* _Work required_: Please write the next reply in the forum thread about Instant Ocean gel food, following on from its final post.

═══ Extract

# Instant Ocean gel food, anyone had problems?



## Fishfur (Mar 4, 2012)

I got some of the above mentioned food, for herbivores, and fed some to a tank with corys and loaches in it. They seemed to like it, but the next day quite a few had died. Tank tested fine, no water issues, just a lot of suddenly dead fish. There was a tiny bit of the stuff left, which I siphoned out. I lost all but one of my pygmy corys, two other, larger, corys of different species and some loaches. I'm tossing the package out, but I wondered if anyone else had tried it and if so, were there any problems with it ? Since it was the only new thing in the tank, I can't think what else could have caused the deaths. The water was just fine, no spikes or anything of that nature.


----------



## zfarsh (Apr 7, 2011)

oh no, that is horrible, crap, sorry this hapened. Can you check the expiration date? Did you introduce anything else last night? This is the worst thing that could happen, so sorry about your loss. How were your pigmy btw, i know you recently bought them, were they quiete active since you got them in, and grouping togheter (before you fed the gel food)?

I myself havent seen this one before, it looks like the gel food is already prepared for you, as in you dont have to mix the powder with water and let the gel form, right? I know there is another type where you get powder and have to mix it yourself with water, and put it in the fridge, then cut it to pieces and store a small amount in the fridge, the rest in the freezer. I would think that would be better, but havent tried it as I make my own gel food anyways.


----------



## solarz (Aug 31, 2010)

Sorry to hear about your loss. Boy, am I glad I didn't buy any of that when it was on sale at BA!

I wonder, could it be due to the fact that the food is designed for saltwater fish?


----------



## zfarsh (Apr 7, 2011)

i was wandering the same thing too


----------



## marisesimon (Feb 18, 2008)

*Gel foods*

I bought a bunch at the Hamilton auction a few weeks ago, and I to had a sudden spike of deaths, so I decided to toss it in the garbage.


----------



## BaRoK (Sep 10, 2009)

Bought several of these for my marine tank. So far so good. No fatalities. All fishes love them especially my clown's. Mind you, I only feed this type of food twice a week. Otherwise, they stay with Full Spectrum pellets.

══════
═══ Data extract

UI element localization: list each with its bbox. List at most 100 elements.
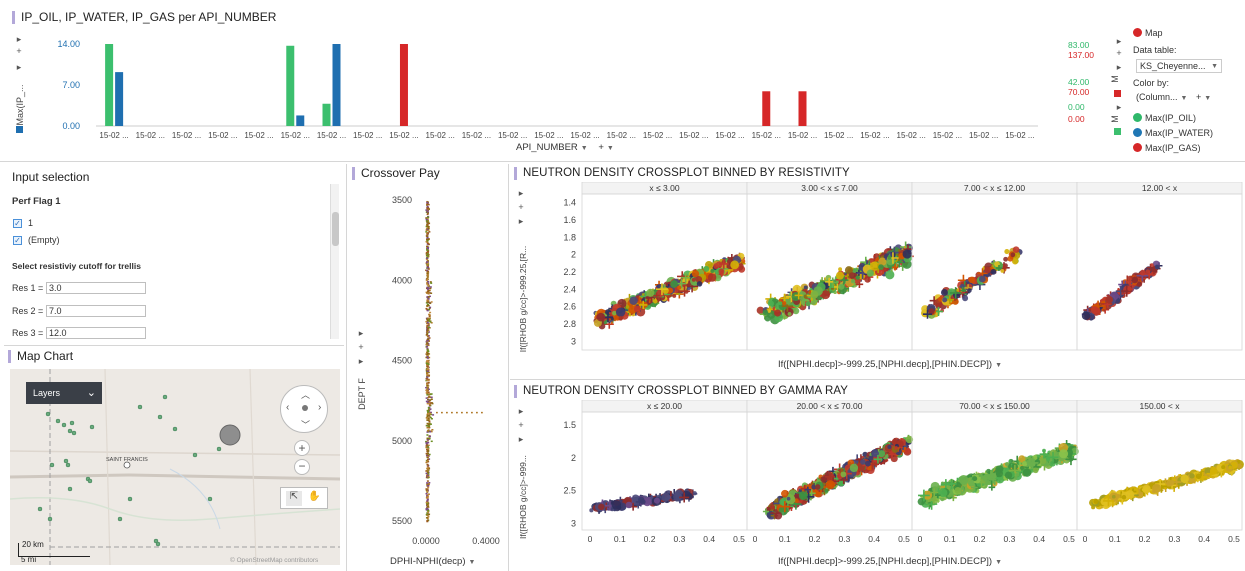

══════

* _The output_:
----------



## Fishfur (Mar 4, 2012)

The corys were fine, prior to this unfortunate event. And I know the food was intended for salt water fish.. I did read the label.. having a ton of food allergies myself, I'm an obsessive label reader nowadays. But the ingredients were the same as many other fresh water fish foods I've used, so I didn't think that alone would make it unsuitable, plus, I've been feeding marine phyto products to my clams and filter shrimps in a community tank with corys, loaches and danios several times a week for most of this year without any problems at all. I don't think there is a huge difference between salt water and fresh water herbivores, really, unless it's a species specific nutrient or two..like a cat has to have a lot of taurine, but dogs don't need it, so you can't feed dog food to a cat. So the fact it was meant for salt water didn't strike me as being a particular issue. I looked for an expiry date and could not find one, but I've tossed the package now.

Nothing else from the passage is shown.